(Data listing)

────────

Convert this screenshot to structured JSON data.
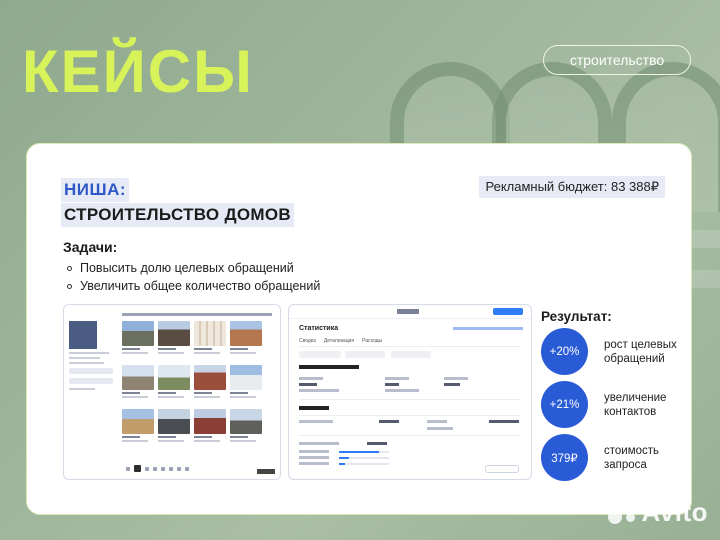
{
  "header": {
    "title": "КЕЙСЫ",
    "tag": "строительство"
  },
  "niche": {
    "label": "НИША:",
    "value": "СТРОИТЕЛЬСТВО ДОМОВ"
  },
  "budget": "Рекламный бюджет: 83 388₽",
  "tasks": {
    "heading": "Задачи:",
    "items": [
      "Повысить долю целевых обращений",
      "Увеличить общее количество обращений"
    ]
  },
  "stats_screen": {
    "title": "Статистика",
    "tabs": [
      "Сводка",
      "Детализация",
      "Расходы"
    ]
  },
  "results": {
    "heading": "Результат:",
    "items": [
      {
        "value": "+20%",
        "label": "рост целевых обращений"
      },
      {
        "value": "+21%",
        "label": "увеличение контактов"
      },
      {
        "value": "379₽",
        "label": "стоимость запроса"
      }
    ]
  },
  "colors": {
    "accent": "#d8f25a",
    "blue": "#2a5bd7",
    "niche_blue": "#2f58c7"
  },
  "logo": {
    "text": "Avito"
  }
}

────────

§ Exercise aim:
Leave the images out, please, and restate each line word for word.

§ Full answer:
Convert this screenshot to structured JSON data.
{
  "header": {
    "title": "КЕЙСЫ",
    "tag": "строительство"
  },
  "niche": {
    "label": "НИША:",
    "value": "СТРОИТЕЛЬСТВО ДОМОВ"
  },
  "budget": "Рекламный бюджет: 83 388₽",
  "tasks": {
    "heading": "Задачи:",
    "items": [
      "Повысить долю целевых обращений",
      "Увеличить общее количество обращений"
    ]
  },
  "stats_screen": {
    "title": "Статистика",
    "tabs": [
      "Сводка",
      "Детализация",
      "Расходы"
    ]
  },
  "results": {
    "heading": "Результат:",
    "items": [
      {
        "value": "+20%",
        "label": "рост целевых обращений"
      },
      {
        "value": "+21%",
        "label": "увеличение контактов"
      },
      {
        "value": "379₽",
        "label": "стоимость запроса"
      }
    ]
  },
  "colors": {
    "accent": "#d8f25a",
    "blue": "#2a5bd7",
    "niche_blue": "#2f58c7"
  },
  "logo": {
    "text": "Avito"
  }
}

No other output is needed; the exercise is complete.